* Record list:
* * * *
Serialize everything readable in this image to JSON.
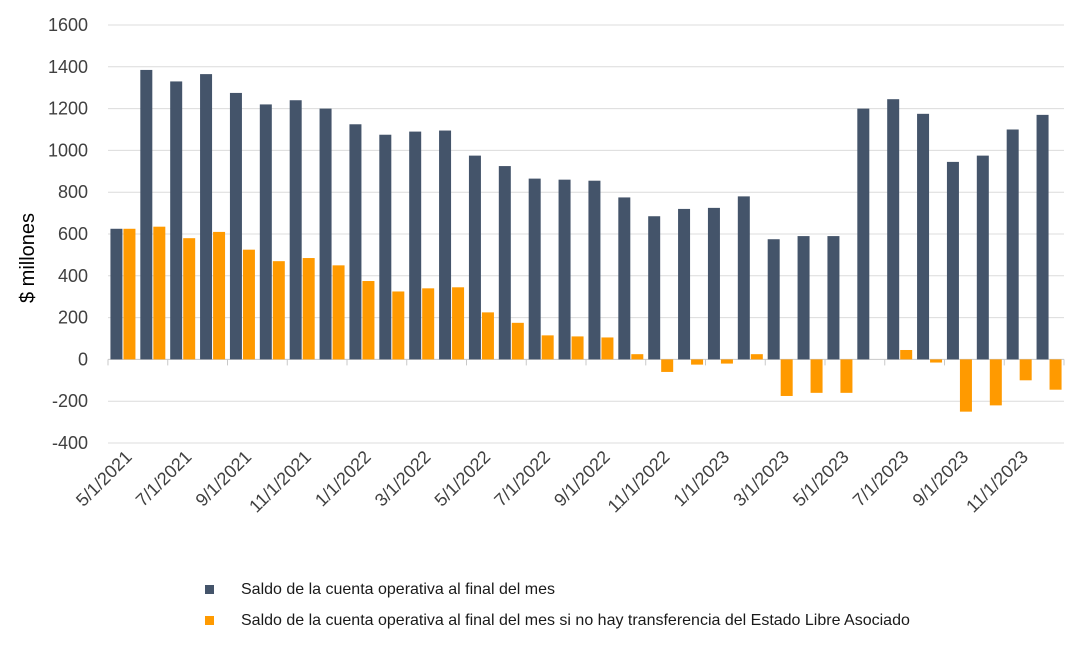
{
  "chart_data": {
    "type": "bar",
    "ylabel": "$ millones",
    "ylim": [
      -400,
      1600
    ],
    "yticks": [
      -400,
      -200,
      0,
      200,
      400,
      600,
      800,
      1000,
      1200,
      1400,
      1600
    ],
    "categories": [
      "5/1/2021",
      "6/1/2021",
      "7/1/2021",
      "8/1/2021",
      "9/1/2021",
      "10/1/2021",
      "11/1/2021",
      "12/1/2021",
      "1/1/2022",
      "2/1/2022",
      "3/1/2022",
      "4/1/2022",
      "5/1/2022",
      "6/1/2022",
      "7/1/2022",
      "8/1/2022",
      "9/1/2022",
      "10/1/2022",
      "11/1/2022",
      "12/1/2022",
      "1/1/2023",
      "2/1/2023",
      "3/1/2023",
      "4/1/2023",
      "5/1/2023",
      "6/1/2023",
      "7/1/2023",
      "8/1/2023",
      "9/1/2023",
      "10/1/2023",
      "11/1/2023",
      "12/1/2023"
    ],
    "xtick_labels": [
      "5/1/2021",
      "7/1/2021",
      "9/1/2021",
      "11/1/2021",
      "1/1/2022",
      "3/1/2022",
      "5/1/2022",
      "7/1/2022",
      "9/1/2022",
      "11/1/2022",
      "1/1/2023",
      "3/1/2023",
      "5/1/2023",
      "7/1/2023",
      "9/1/2023",
      "11/1/2023"
    ],
    "grid": true,
    "legend_position": "bottom",
    "series": [
      {
        "name": "Saldo de la cuenta operativa al final del mes",
        "color": "#44546a",
        "values": [
          625,
          1385,
          1330,
          1365,
          1275,
          1220,
          1240,
          1200,
          1125,
          1075,
          1090,
          1095,
          975,
          925,
          865,
          860,
          855,
          775,
          685,
          720,
          725,
          780,
          575,
          590,
          590,
          1200,
          1245,
          1175,
          945,
          975,
          1100,
          1170
        ]
      },
      {
        "name": "Saldo de la cuenta operativa al final del mes si no hay transferencia del Estado Libre Asociado",
        "color": "#ff9a00",
        "values": [
          625,
          635,
          580,
          610,
          525,
          470,
          485,
          450,
          375,
          325,
          340,
          345,
          225,
          175,
          115,
          110,
          105,
          25,
          -60,
          -25,
          -20,
          25,
          -175,
          -160,
          -160,
          0,
          45,
          -15,
          -250,
          -220,
          -100,
          -145
        ]
      }
    ]
  }
}
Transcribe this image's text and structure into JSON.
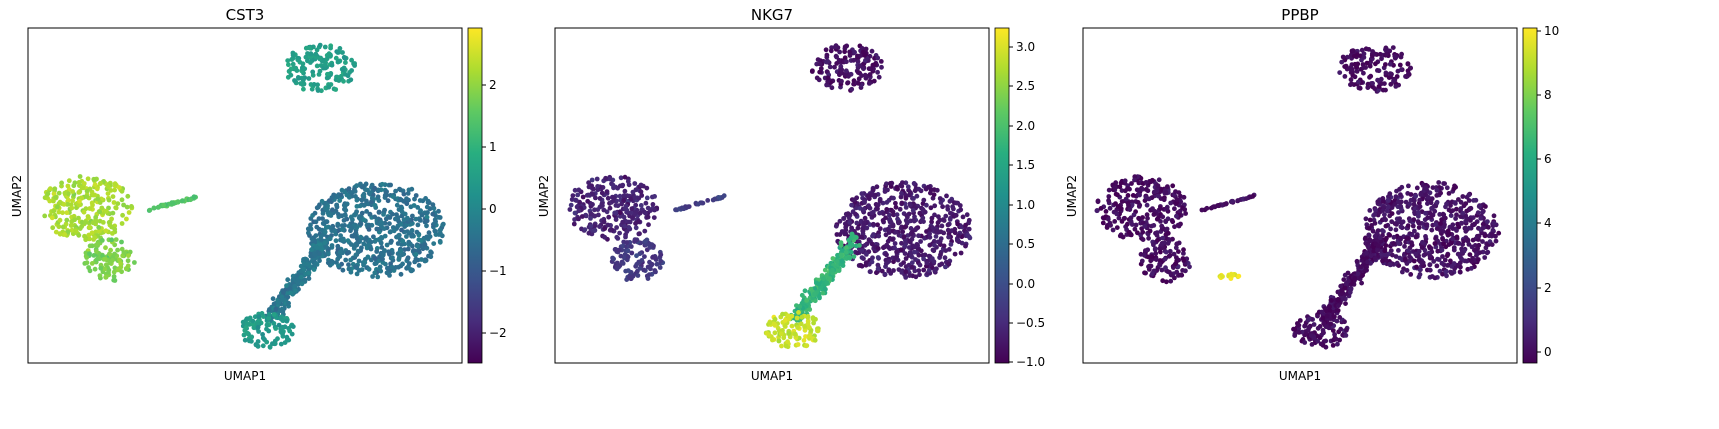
{
  "figure": {
    "panels": [
      {
        "title": "CST3",
        "xlabel": "UMAP1",
        "ylabel": "UMAP2",
        "colorbar": {
          "ticks": [
            "2",
            "1",
            "0",
            "−1",
            "−2"
          ]
        }
      },
      {
        "title": "NKG7",
        "xlabel": "UMAP1",
        "ylabel": "UMAP2",
        "colorbar": {
          "ticks": [
            "3.0",
            "2.5",
            "2.0",
            "1.5",
            "1.0",
            "0.5",
            "0.0",
            "−0.5",
            "−1.0"
          ]
        }
      },
      {
        "title": "PPBP",
        "xlabel": "UMAP1",
        "ylabel": "UMAP2",
        "colorbar": {
          "ticks": [
            "10",
            "8",
            "6",
            "4",
            "2",
            "0"
          ]
        }
      }
    ]
  },
  "chart_data": [
    {
      "type": "scatter",
      "title": "CST3",
      "xlabel": "UMAP1",
      "ylabel": "UMAP2",
      "colormap": "viridis",
      "color_range": [
        -2.5,
        2.9
      ],
      "colorbar_ticks": [
        -2,
        -1,
        0,
        1,
        2
      ],
      "clusters": [
        {
          "region": "top cluster",
          "value": 0.5
        },
        {
          "region": "left upper cluster",
          "value": 2.2
        },
        {
          "region": "left lower cluster",
          "value": 1.8
        },
        {
          "region": "thin strand",
          "value": 1.4
        },
        {
          "region": "large right cluster",
          "value": -0.5
        },
        {
          "region": "lower diagonal",
          "value": -0.4
        },
        {
          "region": "bottom blob",
          "value": 0.4
        }
      ]
    },
    {
      "type": "scatter",
      "title": "NKG7",
      "xlabel": "UMAP1",
      "ylabel": "UMAP2",
      "colormap": "viridis",
      "color_range": [
        -1.0,
        3.25
      ],
      "colorbar_ticks": [
        -1.0,
        -0.5,
        0.0,
        0.5,
        1.0,
        1.5,
        2.0,
        2.5,
        3.0
      ],
      "clusters": [
        {
          "region": "top cluster",
          "value": -0.8
        },
        {
          "region": "left upper cluster",
          "value": -0.6
        },
        {
          "region": "left lower cluster",
          "value": -0.3
        },
        {
          "region": "thin strand",
          "value": -0.2
        },
        {
          "region": "large right cluster",
          "value": -0.7
        },
        {
          "region": "lower diagonal",
          "value": 1.8
        },
        {
          "region": "bottom blob",
          "value": 2.9
        }
      ]
    },
    {
      "type": "scatter",
      "title": "PPBP",
      "xlabel": "UMAP1",
      "ylabel": "UMAP2",
      "colormap": "viridis",
      "color_range": [
        -0.3,
        10
      ],
      "colorbar_ticks": [
        0,
        2,
        4,
        6,
        8,
        10
      ],
      "clusters": [
        {
          "region": "top cluster",
          "value": 0
        },
        {
          "region": "left upper cluster",
          "value": 0
        },
        {
          "region": "left lower cluster",
          "value": 0
        },
        {
          "region": "small end cluster",
          "value": 9.7
        },
        {
          "region": "thin strand",
          "value": 0
        },
        {
          "region": "large right cluster",
          "value": 0.2
        },
        {
          "region": "lower diagonal",
          "value": 0
        },
        {
          "region": "bottom blob",
          "value": 0
        }
      ]
    }
  ]
}
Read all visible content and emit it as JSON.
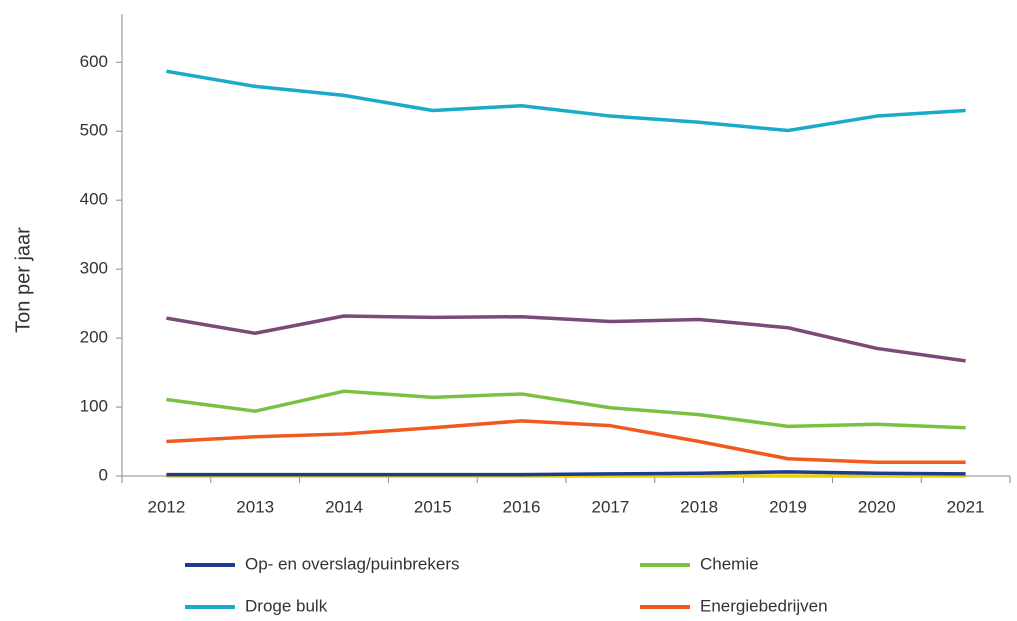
{
  "chart_data": {
    "type": "line",
    "y_label": "Ton per jaar",
    "categories": [
      "2012",
      "2013",
      "2014",
      "2015",
      "2016",
      "2017",
      "2018",
      "2019",
      "2020",
      "2021"
    ],
    "series": [
      {
        "color": "#e6d200",
        "values": [
          0,
          0,
          0,
          0,
          0,
          0,
          0,
          0,
          0,
          0
        ]
      },
      {
        "name": "Op- en overslag/puinbrekers",
        "color": "#1f3a93",
        "values": [
          2,
          2,
          2,
          2,
          2,
          3,
          4,
          6,
          4,
          3
        ]
      },
      {
        "name": "Energiebedrijven",
        "color": "#f05a1e",
        "values": [
          50,
          57,
          61,
          70,
          80,
          73,
          50,
          25,
          20,
          20
        ]
      },
      {
        "name": "Chemie",
        "color": "#7ac143",
        "values": [
          111,
          94,
          123,
          114,
          119,
          99,
          89,
          72,
          75,
          70
        ]
      },
      {
        "color": "#7b4a78",
        "values": [
          229,
          207,
          232,
          230,
          231,
          224,
          227,
          215,
          185,
          167
        ]
      },
      {
        "name": "Droge bulk",
        "color": "#1aabc8",
        "values": [
          587,
          565,
          552,
          530,
          537,
          522,
          513,
          501,
          522,
          530
        ]
      }
    ],
    "legend_order": [
      1,
      3,
      5,
      2
    ],
    "ylim": [
      0,
      670
    ],
    "yticks": [
      0,
      100,
      200,
      300,
      400,
      500,
      600
    ]
  }
}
* * * *
* Required work: Using the material above, retype each entry exactly and omit the pictures.

* Problem solution:
Serialize everything readable in this image to JSON.
{
  "chart_data": {
    "type": "bar",
    "ylabel": "$ millones",
    "ylim": [
      -400,
      1600
    ],
    "yticks": [
      -400,
      -200,
      0,
      200,
      400,
      600,
      800,
      1000,
      1200,
      1400,
      1600
    ],
    "categories": [
      "5/1/2021",
      "6/1/2021",
      "7/1/2021",
      "8/1/2021",
      "9/1/2021",
      "10/1/2021",
      "11/1/2021",
      "12/1/2021",
      "1/1/2022",
      "2/1/2022",
      "3/1/2022",
      "4/1/2022",
      "5/1/2022",
      "6/1/2022",
      "7/1/2022",
      "8/1/2022",
      "9/1/2022",
      "10/1/2022",
      "11/1/2022",
      "12/1/2022",
      "1/1/2023",
      "2/1/2023",
      "3/1/2023",
      "4/1/2023",
      "5/1/2023",
      "6/1/2023",
      "7/1/2023",
      "8/1/2023",
      "9/1/2023",
      "10/1/2023",
      "11/1/2023",
      "12/1/2023"
    ],
    "xtick_labels": [
      "5/1/2021",
      "7/1/2021",
      "9/1/2021",
      "11/1/2021",
      "1/1/2022",
      "3/1/2022",
      "5/1/2022",
      "7/1/2022",
      "9/1/2022",
      "11/1/2022",
      "1/1/2023",
      "3/1/2023",
      "5/1/2023",
      "7/1/2023",
      "9/1/2023",
      "11/1/2023"
    ],
    "grid": true,
    "legend_position": "bottom",
    "series": [
      {
        "name": "Saldo de la cuenta operativa al final del mes",
        "color": "#44546a",
        "values": [
          625,
          1385,
          1330,
          1365,
          1275,
          1220,
          1240,
          1200,
          1125,
          1075,
          1090,
          1095,
          975,
          925,
          865,
          860,
          855,
          775,
          685,
          720,
          725,
          780,
          575,
          590,
          590,
          1200,
          1245,
          1175,
          945,
          975,
          1100,
          1170
        ]
      },
      {
        "name": "Saldo de la cuenta operativa al final del mes si no hay transferencia del Estado Libre Asociado",
        "color": "#ff9a00",
        "values": [
          625,
          635,
          580,
          610,
          525,
          470,
          485,
          450,
          375,
          325,
          340,
          345,
          225,
          175,
          115,
          110,
          105,
          25,
          -60,
          -25,
          -20,
          25,
          -175,
          -160,
          -160,
          0,
          45,
          -15,
          -250,
          -220,
          -100,
          -145
        ]
      }
    ]
  }
}
Transcribe this image's text and structure into JSON.
{
  "figure": {
    "panels": [
      {
        "title": "CST3",
        "xlabel": "UMAP1",
        "ylabel": "UMAP2",
        "colorbar": {
          "ticks": [
            "2",
            "1",
            "0",
            "−1",
            "−2"
          ]
        }
      },
      {
        "title": "NKG7",
        "xlabel": "UMAP1",
        "ylabel": "UMAP2",
        "colorbar": {
          "ticks": [
            "3.0",
            "2.5",
            "2.0",
            "1.5",
            "1.0",
            "0.5",
            "0.0",
            "−0.5",
            "−1.0"
          ]
        }
      },
      {
        "title": "PPBP",
        "xlabel": "UMAP1",
        "ylabel": "UMAP2",
        "colorbar": {
          "ticks": [
            "10",
            "8",
            "6",
            "4",
            "2",
            "0"
          ]
        }
      }
    ]
  },
  "chart_data": [
    {
      "type": "scatter",
      "title": "CST3",
      "xlabel": "UMAP1",
      "ylabel": "UMAP2",
      "colormap": "viridis",
      "color_range": [
        -2.5,
        2.9
      ],
      "colorbar_ticks": [
        -2,
        -1,
        0,
        1,
        2
      ],
      "clusters": [
        {
          "region": "top cluster",
          "value": 0.5
        },
        {
          "region": "left upper cluster",
          "value": 2.2
        },
        {
          "region": "left lower cluster",
          "value": 1.8
        },
        {
          "region": "thin strand",
          "value": 1.4
        },
        {
          "region": "large right cluster",
          "value": -0.5
        },
        {
          "region": "lower diagonal",
          "value": -0.4
        },
        {
          "region": "bottom blob",
          "value": 0.4
        }
      ]
    },
    {
      "type": "scatter",
      "title": "NKG7",
      "xlabel": "UMAP1",
      "ylabel": "UMAP2",
      "colormap": "viridis",
      "color_range": [
        -1.0,
        3.25
      ],
      "colorbar_ticks": [
        -1.0,
        -0.5,
        0.0,
        0.5,
        1.0,
        1.5,
        2.0,
        2.5,
        3.0
      ],
      "clusters": [
        {
          "region": "top cluster",
          "value": -0.8
        },
        {
          "region": "left upper cluster",
          "value": -0.6
        },
        {
          "region": "left lower cluster",
          "value": -0.3
        },
        {
          "region": "thin strand",
          "value": -0.2
        },
        {
          "region": "large right cluster",
          "value": -0.7
        },
        {
          "region": "lower diagonal",
          "value": 1.8
        },
        {
          "region": "bottom blob",
          "value": 2.9
        }
      ]
    },
    {
      "type": "scatter",
      "title": "PPBP",
      "xlabel": "UMAP1",
      "ylabel": "UMAP2",
      "colormap": "viridis",
      "color_range": [
        -0.3,
        10
      ],
      "colorbar_ticks": [
        0,
        2,
        4,
        6,
        8,
        10
      ],
      "clusters": [
        {
          "region": "top cluster",
          "value": 0
        },
        {
          "region": "left upper cluster",
          "value": 0
        },
        {
          "region": "left lower cluster",
          "value": 0
        },
        {
          "region": "small end cluster",
          "value": 9.7
        },
        {
          "region": "thin strand",
          "value": 0
        },
        {
          "region": "large right cluster",
          "value": 0.2
        },
        {
          "region": "lower diagonal",
          "value": 0
        },
        {
          "region": "bottom blob",
          "value": 0
        }
      ]
    }
  ]
}
Read all visible content and emit it as JSON.
{
  "chart_data": {
    "type": "line",
    "y_label": "Ton per jaar",
    "categories": [
      "2012",
      "2013",
      "2014",
      "2015",
      "2016",
      "2017",
      "2018",
      "2019",
      "2020",
      "2021"
    ],
    "series": [
      {
        "color": "#e6d200",
        "values": [
          0,
          0,
          0,
          0,
          0,
          0,
          0,
          0,
          0,
          0
        ]
      },
      {
        "name": "Op- en overslag/puinbrekers",
        "color": "#1f3a93",
        "values": [
          2,
          2,
          2,
          2,
          2,
          3,
          4,
          6,
          4,
          3
        ]
      },
      {
        "name": "Energiebedrijven",
        "color": "#f05a1e",
        "values": [
          50,
          57,
          61,
          70,
          80,
          73,
          50,
          25,
          20,
          20
        ]
      },
      {
        "name": "Chemie",
        "color": "#7ac143",
        "values": [
          111,
          94,
          123,
          114,
          119,
          99,
          89,
          72,
          75,
          70
        ]
      },
      {
        "color": "#7b4a78",
        "values": [
          229,
          207,
          232,
          230,
          231,
          224,
          227,
          215,
          185,
          167
        ]
      },
      {
        "name": "Droge bulk",
        "color": "#1aabc8",
        "values": [
          587,
          565,
          552,
          530,
          537,
          522,
          513,
          501,
          522,
          530
        ]
      }
    ],
    "legend_order": [
      1,
      3,
      5,
      2
    ],
    "ylim": [
      0,
      670
    ],
    "yticks": [
      0,
      100,
      200,
      300,
      400,
      500,
      600
    ]
  }
}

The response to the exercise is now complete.